• **GIVEN REQUEST**
Write out the listing in full, matching it word for word.

--- Start of RECORDS FOR THIS EXERCISE ---

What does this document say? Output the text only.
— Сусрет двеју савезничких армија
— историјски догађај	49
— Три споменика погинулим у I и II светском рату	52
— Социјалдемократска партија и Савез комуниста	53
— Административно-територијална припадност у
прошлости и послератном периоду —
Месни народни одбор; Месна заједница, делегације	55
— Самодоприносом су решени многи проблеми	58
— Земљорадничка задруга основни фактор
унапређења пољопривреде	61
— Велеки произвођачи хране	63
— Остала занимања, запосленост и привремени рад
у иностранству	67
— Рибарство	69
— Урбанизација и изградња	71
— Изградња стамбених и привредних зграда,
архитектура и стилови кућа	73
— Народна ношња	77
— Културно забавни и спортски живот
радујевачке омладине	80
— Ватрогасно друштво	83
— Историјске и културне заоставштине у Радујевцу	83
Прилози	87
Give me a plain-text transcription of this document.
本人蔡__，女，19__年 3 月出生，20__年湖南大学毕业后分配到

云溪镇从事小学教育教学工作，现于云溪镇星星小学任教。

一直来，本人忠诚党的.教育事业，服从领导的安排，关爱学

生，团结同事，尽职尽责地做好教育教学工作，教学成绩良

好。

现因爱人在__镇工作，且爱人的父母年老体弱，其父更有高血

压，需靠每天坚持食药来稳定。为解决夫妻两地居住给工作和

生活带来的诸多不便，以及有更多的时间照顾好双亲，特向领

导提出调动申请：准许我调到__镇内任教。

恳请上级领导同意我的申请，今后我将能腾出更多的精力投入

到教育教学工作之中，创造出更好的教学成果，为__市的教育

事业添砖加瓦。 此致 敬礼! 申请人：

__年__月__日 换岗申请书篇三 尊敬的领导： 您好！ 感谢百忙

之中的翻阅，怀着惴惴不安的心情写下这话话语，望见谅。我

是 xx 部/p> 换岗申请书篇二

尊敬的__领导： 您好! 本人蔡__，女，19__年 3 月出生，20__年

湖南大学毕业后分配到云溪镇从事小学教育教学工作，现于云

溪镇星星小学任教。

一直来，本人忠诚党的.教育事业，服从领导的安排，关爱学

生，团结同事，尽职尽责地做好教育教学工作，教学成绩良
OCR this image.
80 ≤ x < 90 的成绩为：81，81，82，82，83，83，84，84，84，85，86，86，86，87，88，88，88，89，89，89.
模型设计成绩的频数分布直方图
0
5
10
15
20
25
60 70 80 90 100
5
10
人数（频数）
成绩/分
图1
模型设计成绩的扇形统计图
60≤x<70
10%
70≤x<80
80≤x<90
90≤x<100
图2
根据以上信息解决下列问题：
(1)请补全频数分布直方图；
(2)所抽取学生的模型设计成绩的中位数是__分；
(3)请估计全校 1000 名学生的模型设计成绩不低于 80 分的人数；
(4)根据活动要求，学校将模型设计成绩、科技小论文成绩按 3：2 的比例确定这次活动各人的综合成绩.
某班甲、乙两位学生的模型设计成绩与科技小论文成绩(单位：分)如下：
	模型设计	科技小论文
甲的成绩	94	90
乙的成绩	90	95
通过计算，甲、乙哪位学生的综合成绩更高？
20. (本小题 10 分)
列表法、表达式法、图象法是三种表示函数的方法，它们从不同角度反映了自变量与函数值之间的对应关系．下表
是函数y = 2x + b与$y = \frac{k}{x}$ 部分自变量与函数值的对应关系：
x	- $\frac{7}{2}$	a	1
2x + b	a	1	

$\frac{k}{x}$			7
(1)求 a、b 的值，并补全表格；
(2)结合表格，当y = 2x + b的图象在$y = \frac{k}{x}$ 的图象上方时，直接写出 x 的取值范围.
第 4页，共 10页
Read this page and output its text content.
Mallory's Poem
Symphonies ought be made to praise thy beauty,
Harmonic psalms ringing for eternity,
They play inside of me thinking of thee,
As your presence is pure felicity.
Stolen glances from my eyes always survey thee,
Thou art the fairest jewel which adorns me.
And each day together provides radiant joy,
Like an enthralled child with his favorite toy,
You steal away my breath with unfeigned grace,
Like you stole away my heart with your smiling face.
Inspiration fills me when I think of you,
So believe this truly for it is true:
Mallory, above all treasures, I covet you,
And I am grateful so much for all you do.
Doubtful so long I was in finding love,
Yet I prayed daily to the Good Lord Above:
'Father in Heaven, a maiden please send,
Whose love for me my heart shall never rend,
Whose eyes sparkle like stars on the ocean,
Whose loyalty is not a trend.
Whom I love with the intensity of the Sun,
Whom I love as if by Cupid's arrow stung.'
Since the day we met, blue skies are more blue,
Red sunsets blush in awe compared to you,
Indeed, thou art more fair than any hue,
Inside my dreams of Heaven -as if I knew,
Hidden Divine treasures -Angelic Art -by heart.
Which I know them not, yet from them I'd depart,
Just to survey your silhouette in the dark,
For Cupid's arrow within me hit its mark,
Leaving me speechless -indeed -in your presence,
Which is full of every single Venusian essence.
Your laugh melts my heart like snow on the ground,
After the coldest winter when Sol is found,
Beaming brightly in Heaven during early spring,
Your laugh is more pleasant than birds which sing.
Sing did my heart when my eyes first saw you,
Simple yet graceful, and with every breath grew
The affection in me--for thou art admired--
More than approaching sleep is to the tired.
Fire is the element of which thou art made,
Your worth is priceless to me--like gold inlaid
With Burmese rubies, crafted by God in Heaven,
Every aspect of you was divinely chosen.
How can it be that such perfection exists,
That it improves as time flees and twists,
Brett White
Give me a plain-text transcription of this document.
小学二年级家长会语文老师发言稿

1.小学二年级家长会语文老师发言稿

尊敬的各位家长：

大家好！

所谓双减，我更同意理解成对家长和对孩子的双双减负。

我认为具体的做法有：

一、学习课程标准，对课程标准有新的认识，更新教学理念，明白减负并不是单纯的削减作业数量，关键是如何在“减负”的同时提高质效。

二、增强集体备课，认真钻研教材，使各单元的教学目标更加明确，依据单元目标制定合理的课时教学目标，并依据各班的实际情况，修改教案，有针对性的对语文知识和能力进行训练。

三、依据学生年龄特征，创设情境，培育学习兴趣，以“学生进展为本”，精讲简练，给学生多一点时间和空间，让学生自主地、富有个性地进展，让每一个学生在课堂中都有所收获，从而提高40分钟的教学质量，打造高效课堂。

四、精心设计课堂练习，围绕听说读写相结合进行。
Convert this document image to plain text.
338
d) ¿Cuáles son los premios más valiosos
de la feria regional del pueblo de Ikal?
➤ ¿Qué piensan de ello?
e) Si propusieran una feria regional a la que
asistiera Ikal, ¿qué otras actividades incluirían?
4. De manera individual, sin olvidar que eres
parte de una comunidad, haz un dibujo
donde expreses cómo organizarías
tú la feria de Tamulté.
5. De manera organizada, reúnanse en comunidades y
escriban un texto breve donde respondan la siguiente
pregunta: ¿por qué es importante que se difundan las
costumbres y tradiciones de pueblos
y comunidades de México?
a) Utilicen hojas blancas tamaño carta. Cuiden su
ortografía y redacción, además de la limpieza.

--- End of RECORDS FOR THIS EXERCISE ---

• **EXERCISE OUTPUT**
What does this document say? Output the text only.
— Сусрет двеју савезничких армија
— историјски догађај	49
— Три споменика погинулим у I и II светском рату	52
— Социјалдемократска партија и Савез комуниста	53
— Административно-територијална припадност у
прошлости и послератном периоду —
Месни народни одбор; Месна заједница, делегације	55
— Самодоприносом су решени многи проблеми	58
— Земљорадничка задруга основни фактор
унапређења пољопривреде	61
— Велеки произвођачи хране	63
— Остала занимања, запосленост и привремени рад
у иностранству	67
— Рибарство	69
— Урбанизација и изградња	71
— Изградња стамбених и привредних зграда,
архитектура и стилови кућа	73
— Народна ношња	77
— Културно забавни и спортски живот
радујевачке омладине	80
— Ватрогасно друштво	83
— Историјске и културне заоставштине у Радујевцу	83
Прилози	87
Give me a plain-text transcription of this document.
本人蔡__，女，19__年 3 月出生，20__年湖南大学毕业后分配到

云溪镇从事小学教育教学工作，现于云溪镇星星小学任教。

一直来，本人忠诚党的.教育事业，服从领导的安排，关爱学

生，团结同事，尽职尽责地做好教育教学工作，教学成绩良

好。

现因爱人在__镇工作，且爱人的父母年老体弱，其父更有高血

压，需靠每天坚持食药来稳定。为解决夫妻两地居住给工作和

生活带来的诸多不便，以及有更多的时间照顾好双亲，特向领

导提出调动申请：准许我调到__镇内任教。

恳请上级领导同意我的申请，今后我将能腾出更多的精力投入

到教育教学工作之中，创造出更好的教学成果，为__市的教育

事业添砖加瓦。 此致 敬礼! 申请人：

__年__月__日 换岗申请书篇三 尊敬的领导： 您好！ 感谢百忙

之中的翻阅，怀着惴惴不安的心情写下这话话语，望见谅。我

是 xx 部/p> 换岗申请书篇二

尊敬的__领导： 您好! 本人蔡__，女，19__年 3 月出生，20__年

湖南大学毕业后分配到云溪镇从事小学教育教学工作，现于云

溪镇星星小学任教。

一直来，本人忠诚党的.教育事业，服从领导的安排，关爱学

生，团结同事，尽职尽责地做好教育教学工作，教学成绩良
OCR this image.
80 ≤ x < 90 的成绩为：81，81，82，82，83，83，84，84，84，85，86，86，86，87，88，88，88，89，89，89.
模型设计成绩的频数分布直方图
0
5
10
15
20
25
60 70 80 90 100
5
10
人数（频数）
成绩/分
图1
模型设计成绩的扇形统计图
60≤x<70
10%
70≤x<80
80≤x<90
90≤x<100
图2
根据以上信息解决下列问题：
(1)请补全频数分布直方图；
(2)所抽取学生的模型设计成绩的中位数是__分；
(3)请估计全校 1000 名学生的模型设计成绩不低于 80 分的人数；
(4)根据活动要求，学校将模型设计成绩、科技小论文成绩按 3：2 的比例确定这次活动各人的综合成绩.
某班甲、乙两位学生的模型设计成绩与科技小论文成绩(单位：分)如下：
	模型设计	科技小论文
甲的成绩	94	90
乙的成绩	90	95
通过计算，甲、乙哪位学生的综合成绩更高？
20. (本小题 10 分)
列表法、表达式法、图象法是三种表示函数的方法，它们从不同角度反映了自变量与函数值之间的对应关系．下表
是函数y = 2x + b与$y = \frac{k}{x}$ 部分自变量与函数值的对应关系：
x	- $\frac{7}{2}$	a	1
2x + b	a	1	

$\frac{k}{x}$			7
(1)求 a、b 的值，并补全表格；
(2)结合表格，当y = 2x + b的图象在$y = \frac{k}{x}$ 的图象上方时，直接写出 x 的取值范围.
第 4页，共 10页
Read this page and output its text content.
Mallory's Poem
Symphonies ought be made to praise thy beauty,
Harmonic psalms ringing for eternity,
They play inside of me thinking of thee,
As your presence is pure felicity.
Stolen glances from my eyes always survey thee,
Thou art the fairest jewel which adorns me.
And each day together provides radiant joy,
Like an enthralled child with his favorite toy,
You steal away my breath with unfeigned grace,
Like you stole away my heart with your smiling face.
Inspiration fills me when I think of you,
So believe this truly for it is true:
Mallory, above all treasures, I covet you,
And I am grateful so much for all you do.
Doubtful so long I was in finding love,
Yet I prayed daily to the Good Lord Above:
'Father in Heaven, a maiden please send,
Whose love for me my heart shall never rend,
Whose eyes sparkle like stars on the ocean,
Whose loyalty is not a trend.
Whom I love with the intensity of the Sun,
Whom I love as if by Cupid's arrow stung.'
Since the day we met, blue skies are more blue,
Red sunsets blush in awe compared to you,
Indeed, thou art more fair than any hue,
Inside my dreams of Heaven -as if I knew,
Hidden Divine treasures -Angelic Art -by heart.
Which I know them not, yet from them I'd depart,
Just to survey your silhouette in the dark,
For Cupid's arrow within me hit its mark,
Leaving me speechless -indeed -in your presence,
Which is full of every single Venusian essence.
Your laugh melts my heart like snow on the ground,
After the coldest winter when Sol is found,
Beaming brightly in Heaven during early spring,
Your laugh is more pleasant than birds which sing.
Sing did my heart when my eyes first saw you,
Simple yet graceful, and with every breath grew
The affection in me--for thou art admired--
More than approaching sleep is to the tired.
Fire is the element of which thou art made,
Your worth is priceless to me--like gold inlaid
With Burmese rubies, crafted by God in Heaven,
Every aspect of you was divinely chosen.
How can it be that such perfection exists,
That it improves as time flees and twists,
Brett White
Give me a plain-text transcription of this document.
小学二年级家长会语文老师发言稿

1.小学二年级家长会语文老师发言稿

尊敬的各位家长：

大家好！

所谓双减，我更同意理解成对家长和对孩子的双双减负。

我认为具体的做法有：

一、学习课程标准，对课程标准有新的认识，更新教学理念，明白减负并不是单纯的削减作业数量，关键是如何在“减负”的同时提高质效。

二、增强集体备课，认真钻研教材，使各单元的教学目标更加明确，依据单元目标制定合理的课时教学目标，并依据各班的实际情况，修改教案，有针对性的对语文知识和能力进行训练。

三、依据学生年龄特征，创设情境，培育学习兴趣，以“学生进展为本”，精讲简练，给学生多一点时间和空间，让学生自主地、富有个性地进展，让每一个学生在课堂中都有所收获，从而提高40分钟的教学质量，打造高效课堂。

四、精心设计课堂练习，围绕听说读写相结合进行。
Convert this document image to plain text.
338
d) ¿Cuáles son los premios más valiosos
de la feria regional del pueblo de Ikal?
➤ ¿Qué piensan de ello?
e) Si propusieran una feria regional a la que
asistiera Ikal, ¿qué otras actividades incluirían?
4. De manera individual, sin olvidar que eres
parte de una comunidad, haz un dibujo
donde expreses cómo organizarías
tú la feria de Tamulté.
5. De manera organizada, reúnanse en comunidades y
escriban un texto breve donde respondan la siguiente
pregunta: ¿por qué es importante que se difundan las
costumbres y tradiciones de pueblos
y comunidades de México?
a) Utilicen hojas blancas tamaño carta. Cuiden su
ortografía y redacción, además de la limpieza.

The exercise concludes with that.